:: Exercise ::
Format the lines between the one holding "tick-price: 1.3256 bbox=[1431, 313, 1475, 328]" and the one holding "bottom-tab[interactable]: ADX bbox=[134, 748, 167, 765]", inclusive, as a JSON list of strings with one string per line and blank lines omitted.

:: The records ::
===============

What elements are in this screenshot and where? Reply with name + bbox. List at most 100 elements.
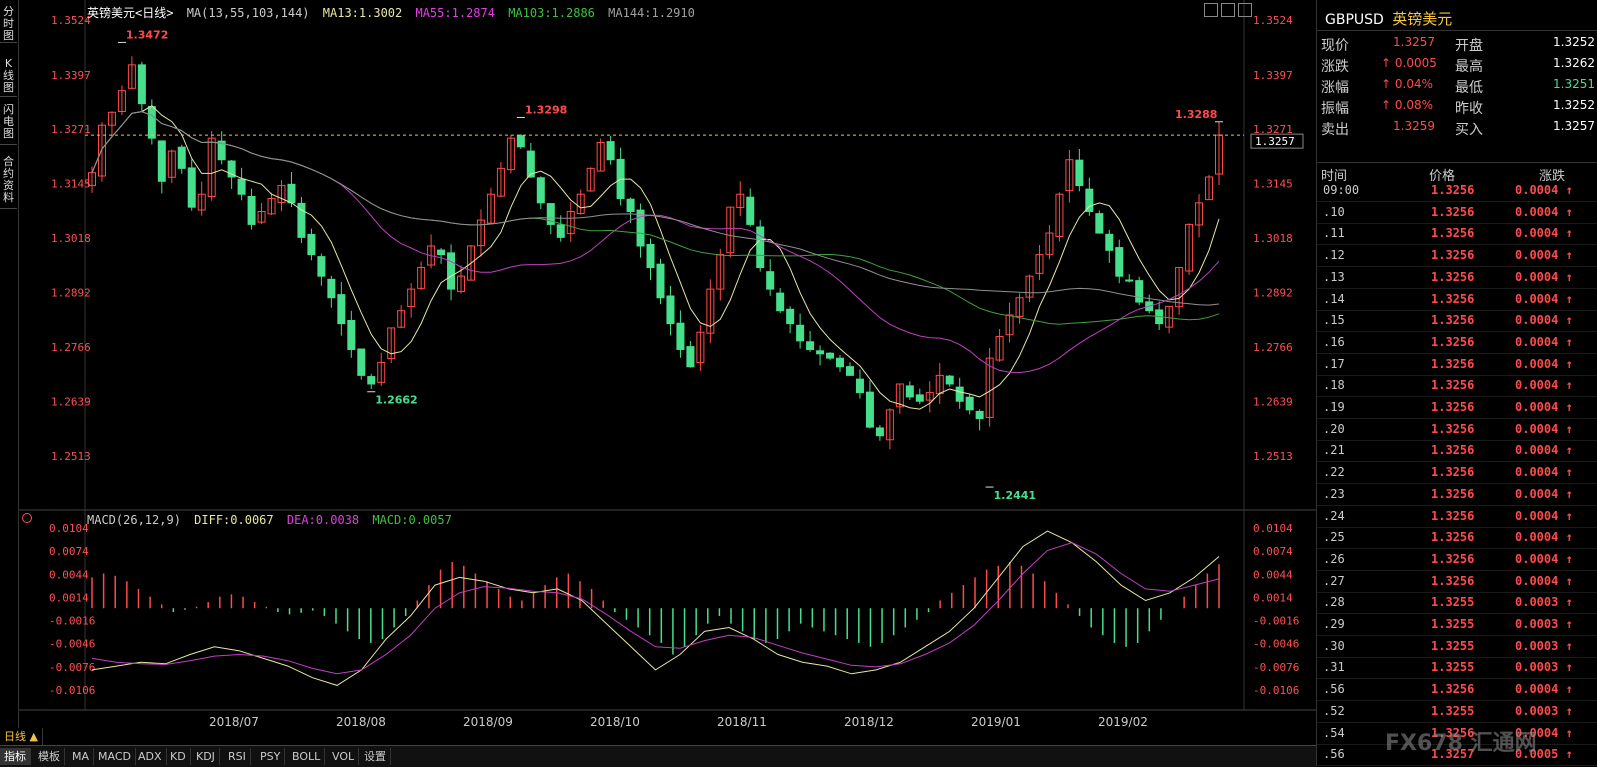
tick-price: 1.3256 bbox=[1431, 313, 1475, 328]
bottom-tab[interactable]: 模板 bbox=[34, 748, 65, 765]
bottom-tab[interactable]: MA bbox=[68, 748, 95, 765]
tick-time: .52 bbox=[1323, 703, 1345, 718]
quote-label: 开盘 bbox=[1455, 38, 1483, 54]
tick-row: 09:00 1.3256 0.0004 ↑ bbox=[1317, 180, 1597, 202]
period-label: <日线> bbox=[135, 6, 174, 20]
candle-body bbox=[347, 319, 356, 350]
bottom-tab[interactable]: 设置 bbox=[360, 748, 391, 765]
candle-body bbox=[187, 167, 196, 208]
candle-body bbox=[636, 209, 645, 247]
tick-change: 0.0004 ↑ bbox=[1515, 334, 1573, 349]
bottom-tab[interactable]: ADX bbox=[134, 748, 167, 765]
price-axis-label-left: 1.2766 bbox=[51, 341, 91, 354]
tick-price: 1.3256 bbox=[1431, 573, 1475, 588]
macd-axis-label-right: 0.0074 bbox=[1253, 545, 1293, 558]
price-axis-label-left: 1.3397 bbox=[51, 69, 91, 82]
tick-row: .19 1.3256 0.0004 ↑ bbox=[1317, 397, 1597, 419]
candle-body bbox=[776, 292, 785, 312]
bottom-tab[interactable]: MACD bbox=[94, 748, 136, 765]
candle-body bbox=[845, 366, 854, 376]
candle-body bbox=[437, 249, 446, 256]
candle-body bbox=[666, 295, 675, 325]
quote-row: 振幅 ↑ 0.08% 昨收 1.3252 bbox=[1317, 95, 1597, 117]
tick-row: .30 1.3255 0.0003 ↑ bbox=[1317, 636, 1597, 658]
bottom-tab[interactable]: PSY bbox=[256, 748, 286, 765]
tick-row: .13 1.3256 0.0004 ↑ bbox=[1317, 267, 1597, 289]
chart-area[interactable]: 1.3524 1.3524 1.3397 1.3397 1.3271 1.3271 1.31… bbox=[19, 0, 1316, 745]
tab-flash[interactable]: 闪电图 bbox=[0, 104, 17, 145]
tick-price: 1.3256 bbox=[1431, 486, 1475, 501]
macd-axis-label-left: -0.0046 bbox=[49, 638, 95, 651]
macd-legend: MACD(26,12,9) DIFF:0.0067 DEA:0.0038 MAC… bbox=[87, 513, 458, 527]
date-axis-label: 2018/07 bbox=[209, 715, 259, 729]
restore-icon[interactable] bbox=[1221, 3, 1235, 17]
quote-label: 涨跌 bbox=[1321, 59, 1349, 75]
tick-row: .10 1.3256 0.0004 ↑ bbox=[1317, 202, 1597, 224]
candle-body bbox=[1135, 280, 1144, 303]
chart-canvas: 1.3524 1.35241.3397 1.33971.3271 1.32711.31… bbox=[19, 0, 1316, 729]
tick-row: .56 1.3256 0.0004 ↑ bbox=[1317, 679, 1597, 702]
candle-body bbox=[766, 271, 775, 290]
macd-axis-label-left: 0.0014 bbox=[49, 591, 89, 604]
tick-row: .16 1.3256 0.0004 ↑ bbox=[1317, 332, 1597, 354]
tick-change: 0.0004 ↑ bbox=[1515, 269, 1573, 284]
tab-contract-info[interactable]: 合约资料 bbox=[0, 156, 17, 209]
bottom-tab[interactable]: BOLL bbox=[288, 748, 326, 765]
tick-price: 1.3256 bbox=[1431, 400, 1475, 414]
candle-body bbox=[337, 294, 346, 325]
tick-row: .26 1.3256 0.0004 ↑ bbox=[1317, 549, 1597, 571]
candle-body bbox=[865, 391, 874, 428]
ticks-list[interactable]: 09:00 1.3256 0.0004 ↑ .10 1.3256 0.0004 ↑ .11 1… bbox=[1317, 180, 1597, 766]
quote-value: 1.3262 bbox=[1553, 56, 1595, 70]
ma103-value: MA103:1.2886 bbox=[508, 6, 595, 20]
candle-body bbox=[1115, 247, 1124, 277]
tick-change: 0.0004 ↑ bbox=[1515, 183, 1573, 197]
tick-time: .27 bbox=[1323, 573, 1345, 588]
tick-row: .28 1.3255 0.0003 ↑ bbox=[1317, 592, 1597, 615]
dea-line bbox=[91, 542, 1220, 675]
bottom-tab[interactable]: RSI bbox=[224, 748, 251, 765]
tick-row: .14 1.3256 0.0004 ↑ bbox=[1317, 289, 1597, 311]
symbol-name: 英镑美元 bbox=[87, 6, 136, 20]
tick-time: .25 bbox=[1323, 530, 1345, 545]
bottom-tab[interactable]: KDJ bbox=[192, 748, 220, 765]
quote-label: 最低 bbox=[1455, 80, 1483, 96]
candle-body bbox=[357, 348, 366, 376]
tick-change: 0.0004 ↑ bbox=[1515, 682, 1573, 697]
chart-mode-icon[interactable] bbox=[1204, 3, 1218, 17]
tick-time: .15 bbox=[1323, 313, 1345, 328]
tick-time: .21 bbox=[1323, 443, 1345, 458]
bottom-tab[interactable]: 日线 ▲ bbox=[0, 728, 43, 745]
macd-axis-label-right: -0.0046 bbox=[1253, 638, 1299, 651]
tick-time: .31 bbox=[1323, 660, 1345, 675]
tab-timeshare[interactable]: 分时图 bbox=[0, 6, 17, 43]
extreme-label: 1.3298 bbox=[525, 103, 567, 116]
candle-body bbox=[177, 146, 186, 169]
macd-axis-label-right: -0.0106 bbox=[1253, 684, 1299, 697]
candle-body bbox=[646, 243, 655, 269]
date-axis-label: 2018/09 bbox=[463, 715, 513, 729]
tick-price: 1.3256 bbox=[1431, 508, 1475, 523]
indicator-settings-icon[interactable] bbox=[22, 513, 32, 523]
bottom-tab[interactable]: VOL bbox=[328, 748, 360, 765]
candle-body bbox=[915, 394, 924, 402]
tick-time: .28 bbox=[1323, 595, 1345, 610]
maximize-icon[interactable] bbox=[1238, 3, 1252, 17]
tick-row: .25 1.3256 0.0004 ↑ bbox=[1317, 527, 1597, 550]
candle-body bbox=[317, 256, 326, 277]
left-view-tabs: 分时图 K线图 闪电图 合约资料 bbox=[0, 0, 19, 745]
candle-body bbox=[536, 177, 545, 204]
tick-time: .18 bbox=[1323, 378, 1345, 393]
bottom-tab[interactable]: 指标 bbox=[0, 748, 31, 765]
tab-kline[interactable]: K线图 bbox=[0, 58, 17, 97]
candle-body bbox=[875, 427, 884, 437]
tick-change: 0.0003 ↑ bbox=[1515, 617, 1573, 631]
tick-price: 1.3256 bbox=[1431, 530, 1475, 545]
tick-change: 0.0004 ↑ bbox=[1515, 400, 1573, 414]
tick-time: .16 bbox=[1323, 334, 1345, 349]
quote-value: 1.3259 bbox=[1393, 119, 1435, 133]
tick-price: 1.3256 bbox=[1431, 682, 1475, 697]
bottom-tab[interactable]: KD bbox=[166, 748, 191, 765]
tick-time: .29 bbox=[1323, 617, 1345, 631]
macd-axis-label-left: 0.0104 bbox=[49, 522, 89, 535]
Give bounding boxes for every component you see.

===============

:: Completed exercise ::
[
  "tick-price: 1.3256 bbox=[1431, 313, 1475, 328]",
  "bottom-tab[interactable]: 模板 bbox=[34, 748, 65, 765]",
  "bottom-tab[interactable]: MA bbox=[68, 748, 95, 765]",
  "tick-time: .52 bbox=[1323, 703, 1345, 718]",
  "quote-label: 开盘 bbox=[1455, 38, 1483, 54]",
  "tick-row: 09:00 1.3256 0.0004 ↑ bbox=[1317, 180, 1597, 202]",
  "period-label: <日线> bbox=[135, 6, 174, 20]",
  "candle-body bbox=[347, 319, 356, 350]",
  "bottom-tab[interactable]: 设置 bbox=[360, 748, 391, 765]",
  "candle-body bbox=[187, 167, 196, 208]",
  "candle-body bbox=[636, 209, 645, 247]",
  "tick-change: 0.0004 ↑ bbox=[1515, 334, 1573, 349]",
  "bottom-tab[interactable]: ADX bbox=[134, 748, 167, 765]"
]